What the task requires:
Pictures aside, repeat every entry exactly.

[Records contained in a dataset]
_ _ _
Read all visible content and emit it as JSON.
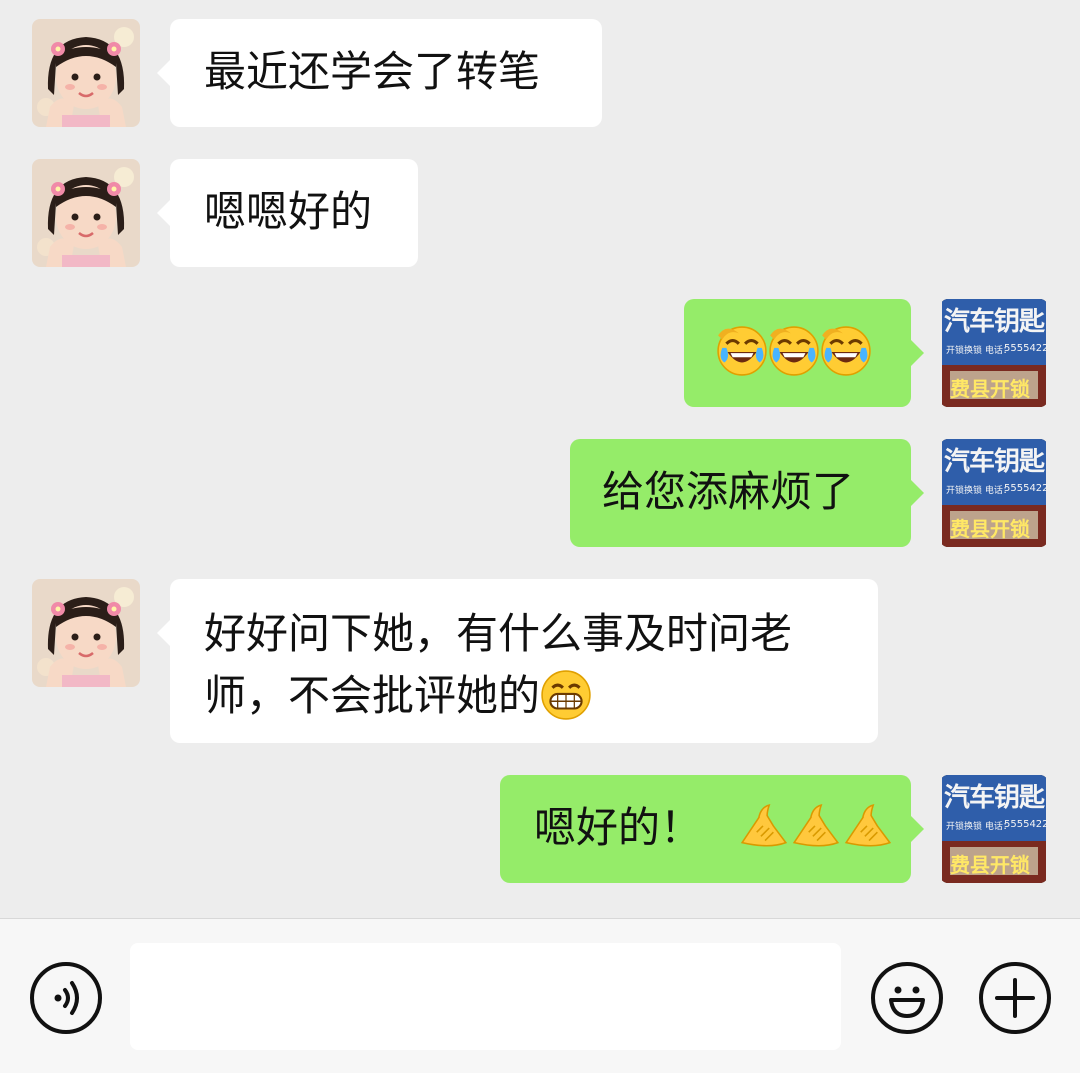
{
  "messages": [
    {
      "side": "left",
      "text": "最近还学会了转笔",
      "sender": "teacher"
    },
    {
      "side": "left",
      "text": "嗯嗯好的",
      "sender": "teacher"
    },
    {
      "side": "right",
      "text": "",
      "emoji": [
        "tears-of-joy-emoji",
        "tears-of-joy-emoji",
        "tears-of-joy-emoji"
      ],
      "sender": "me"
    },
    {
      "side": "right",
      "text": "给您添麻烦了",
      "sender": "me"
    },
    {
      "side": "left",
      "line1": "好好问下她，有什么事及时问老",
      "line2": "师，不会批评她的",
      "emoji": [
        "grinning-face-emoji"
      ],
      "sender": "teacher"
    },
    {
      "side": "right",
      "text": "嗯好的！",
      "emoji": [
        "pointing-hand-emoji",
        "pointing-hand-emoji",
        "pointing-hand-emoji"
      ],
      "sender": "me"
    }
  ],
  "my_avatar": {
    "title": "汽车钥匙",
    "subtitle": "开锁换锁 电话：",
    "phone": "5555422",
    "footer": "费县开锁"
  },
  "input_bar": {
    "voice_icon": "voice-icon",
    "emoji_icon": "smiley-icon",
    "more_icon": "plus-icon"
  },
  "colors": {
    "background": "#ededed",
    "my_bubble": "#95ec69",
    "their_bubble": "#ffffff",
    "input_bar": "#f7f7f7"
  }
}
_ _ _
Response to this task:
Read all visible content and emit it as JSON.
{
  "messages": [
    {
      "side": "left",
      "text": "最近还学会了转笔",
      "sender": "teacher"
    },
    {
      "side": "left",
      "text": "嗯嗯好的",
      "sender": "teacher"
    },
    {
      "side": "right",
      "text": "",
      "emoji": [
        "tears-of-joy-emoji",
        "tears-of-joy-emoji",
        "tears-of-joy-emoji"
      ],
      "sender": "me"
    },
    {
      "side": "right",
      "text": "给您添麻烦了",
      "sender": "me"
    },
    {
      "side": "left",
      "line1": "好好问下她，有什么事及时问老",
      "line2": "师，不会批评她的",
      "emoji": [
        "grinning-face-emoji"
      ],
      "sender": "teacher"
    },
    {
      "side": "right",
      "text": "嗯好的！",
      "emoji": [
        "pointing-hand-emoji",
        "pointing-hand-emoji",
        "pointing-hand-emoji"
      ],
      "sender": "me"
    }
  ],
  "my_avatar": {
    "title": "汽车钥匙",
    "subtitle": "开锁换锁 电话：",
    "phone": "5555422",
    "footer": "费县开锁"
  },
  "input_bar": {
    "voice_icon": "voice-icon",
    "emoji_icon": "smiley-icon",
    "more_icon": "plus-icon"
  },
  "colors": {
    "background": "#ededed",
    "my_bubble": "#95ec69",
    "their_bubble": "#ffffff",
    "input_bar": "#f7f7f7"
  }
}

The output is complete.